Stated goal.
Images are excluded; otherwise, output every record exactly.

Records.

• • • •

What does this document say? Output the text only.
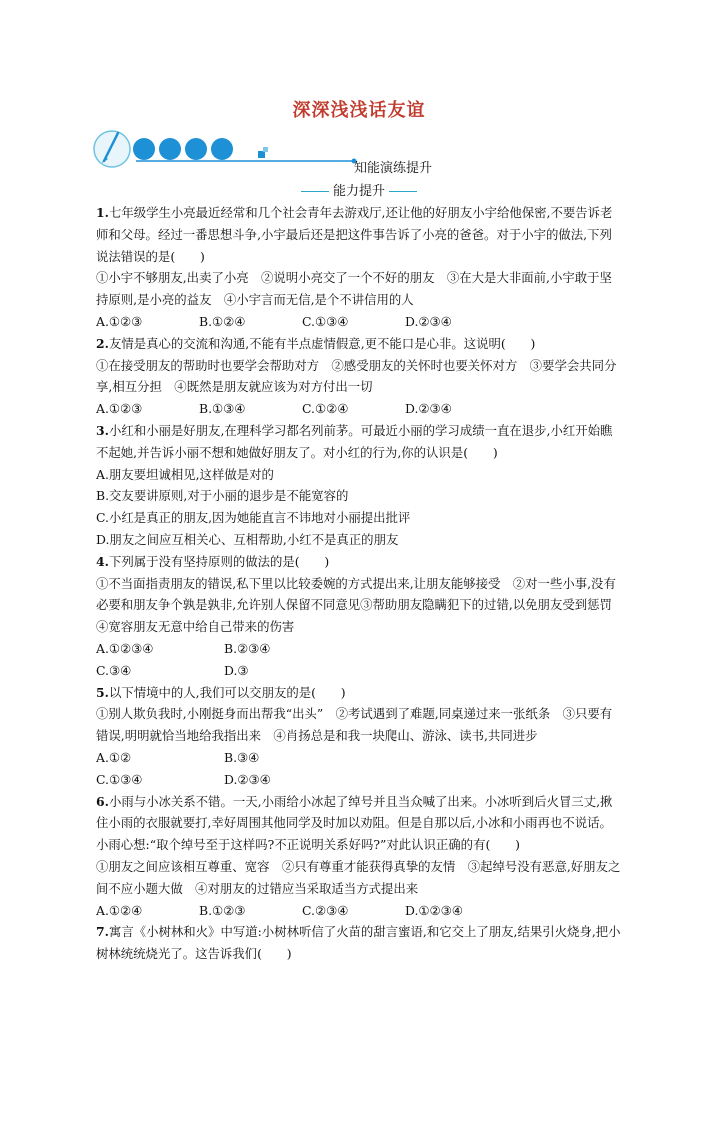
深深浅浅话友谊
知能演练提升
能力提升

1.七年级学生小亮最近经常和几个社会青年去游戏厅,还让他的好朋友小宇给他保密,不要告诉老师和父母。经过一番思想斗争,小宇最后还是把这件事告诉了小亮的爸爸。对于小宇的做法,下列说法错误的是(　　)

①小宇不够朋友,出卖了小亮　②说明小亮交了一个不好的朋友　③在大是大非面前,小宇敢于坚持原则,是小亮的益友　④小宇言而无信,是个不讲信用的人

A.①②③	B.①②④	C.①③④	D.②③④

2.友情是真心的交流和沟通,不能有半点虚情假意,更不能口是心非。这说明(　　)

①在接受朋友的帮助时也要学会帮助对方　②感受朋友的关怀时也要关怀对方　③要学会共同分享,相互分担　④既然是朋友就应该为对方付出一切

A.①②③	B.①③④	C.①②④	D.②③④

3.小红和小丽是好朋友,在理科学习都名列前茅。可最近小丽的学习成绩一直在退步,小红开始瞧不起她,并告诉小丽不想和她做好朋友了。对小红的行为,你的认识是(　　)

A.朋友要坦诚相见,这样做是对的

B.交友要讲原则,对于小丽的退步是不能宽容的

C.小红是真正的朋友,因为她能直言不讳地对小丽提出批评

D.朋友之间应互相关心、互相帮助,小红不是真正的朋友

4.下列属于没有坚持原则的做法的是(　　)

①不当面指责朋友的错误,私下里以比较委婉的方式提出来,让朋友能够接受　②对一些小事,没有必要和朋友争个孰是孰非,允许别人保留不同意见③帮助朋友隐瞒犯下的过错,以免朋友受到惩罚　④宽容朋友无意中给自己带来的伤害

A.①②③④	B.②③④
C.③④	D.③

5.以下情境中的人,我们可以交朋友的是(　　)

①别人欺负我时,小刚挺身而出帮我“出头”　②考试遇到了难题,同桌递过来一张纸条　③只要有错误,明明就恰当地给我指出来　④肖扬总是和我一块爬山、游泳、读书,共同进步

A.①②	B.③④
C.①③④	D.②③④

6.小雨与小冰关系不错。一天,小雨给小冰起了绰号并且当众喊了出来。小冰听到后火冒三丈,揪住小雨的衣服就要打,幸好周围其他同学及时加以劝阻。但是自那以后,小冰和小雨再也不说话。小雨心想:“取个绰号至于这样吗?不正说明关系好吗?”对此认识正确的有(　　)

①朋友之间应该相互尊重、宽容　②只有尊重才能获得真挚的友情　③起绰号没有恶意,好朋友之间不应小题大做　④对朋友的过错应当采取适当方式提出来

A.①②④	B.①②③	C.②③④	D.①②③④

7.寓言《小树林和火》中写道:小树林听信了火苗的甜言蜜语,和它交上了朋友,结果引火烧身,把小树林统统烧光了。这告诉我们(　　)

• • • •

Task solution.
What does this document say? Output the text only.
深深浅浅话友谊
知能演练提升
能力提升

1.七年级学生小亮最近经常和几个社会青年去游戏厅,还让他的好朋友小宇给他保密,不要告诉老师和父母。经过一番思想斗争,小宇最后还是把这件事告诉了小亮的爸爸。对于小宇的做法,下列说法错误的是(　　)

①小宇不够朋友,出卖了小亮　②说明小亮交了一个不好的朋友　③在大是大非面前,小宇敢于坚持原则,是小亮的益友　④小宇言而无信,是个不讲信用的人

A.①②③	B.①②④	C.①③④	D.②③④

2.友情是真心的交流和沟通,不能有半点虚情假意,更不能口是心非。这说明(　　)

①在接受朋友的帮助时也要学会帮助对方　②感受朋友的关怀时也要关怀对方　③要学会共同分享,相互分担　④既然是朋友就应该为对方付出一切

A.①②③	B.①③④	C.①②④	D.②③④

3.小红和小丽是好朋友,在理科学习都名列前茅。可最近小丽的学习成绩一直在退步,小红开始瞧不起她,并告诉小丽不想和她做好朋友了。对小红的行为,你的认识是(　　)

A.朋友要坦诚相见,这样做是对的

B.交友要讲原则,对于小丽的退步是不能宽容的

C.小红是真正的朋友,因为她能直言不讳地对小丽提出批评

D.朋友之间应互相关心、互相帮助,小红不是真正的朋友

4.下列属于没有坚持原则的做法的是(　　)

①不当面指责朋友的错误,私下里以比较委婉的方式提出来,让朋友能够接受　②对一些小事,没有必要和朋友争个孰是孰非,允许别人保留不同意见③帮助朋友隐瞒犯下的过错,以免朋友受到惩罚　④宽容朋友无意中给自己带来的伤害

A.①②③④	B.②③④
C.③④	D.③

5.以下情境中的人,我们可以交朋友的是(　　)

①别人欺负我时,小刚挺身而出帮我“出头”　②考试遇到了难题,同桌递过来一张纸条　③只要有错误,明明就恰当地给我指出来　④肖扬总是和我一块爬山、游泳、读书,共同进步

A.①②	B.③④
C.①③④	D.②③④

6.小雨与小冰关系不错。一天,小雨给小冰起了绰号并且当众喊了出来。小冰听到后火冒三丈,揪住小雨的衣服就要打,幸好周围其他同学及时加以劝阻。但是自那以后,小冰和小雨再也不说话。小雨心想:“取个绰号至于这样吗?不正说明关系好吗?”对此认识正确的有(　　)

①朋友之间应该相互尊重、宽容　②只有尊重才能获得真挚的友情　③起绰号没有恶意,好朋友之间不应小题大做　④对朋友的过错应当采取适当方式提出来

A.①②④	B.①②③	C.②③④	D.①②③④

7.寓言《小树林和火》中写道:小树林听信了火苗的甜言蜜语,和它交上了朋友,结果引火烧身,把小树林统统烧光了。这告诉我们(　　)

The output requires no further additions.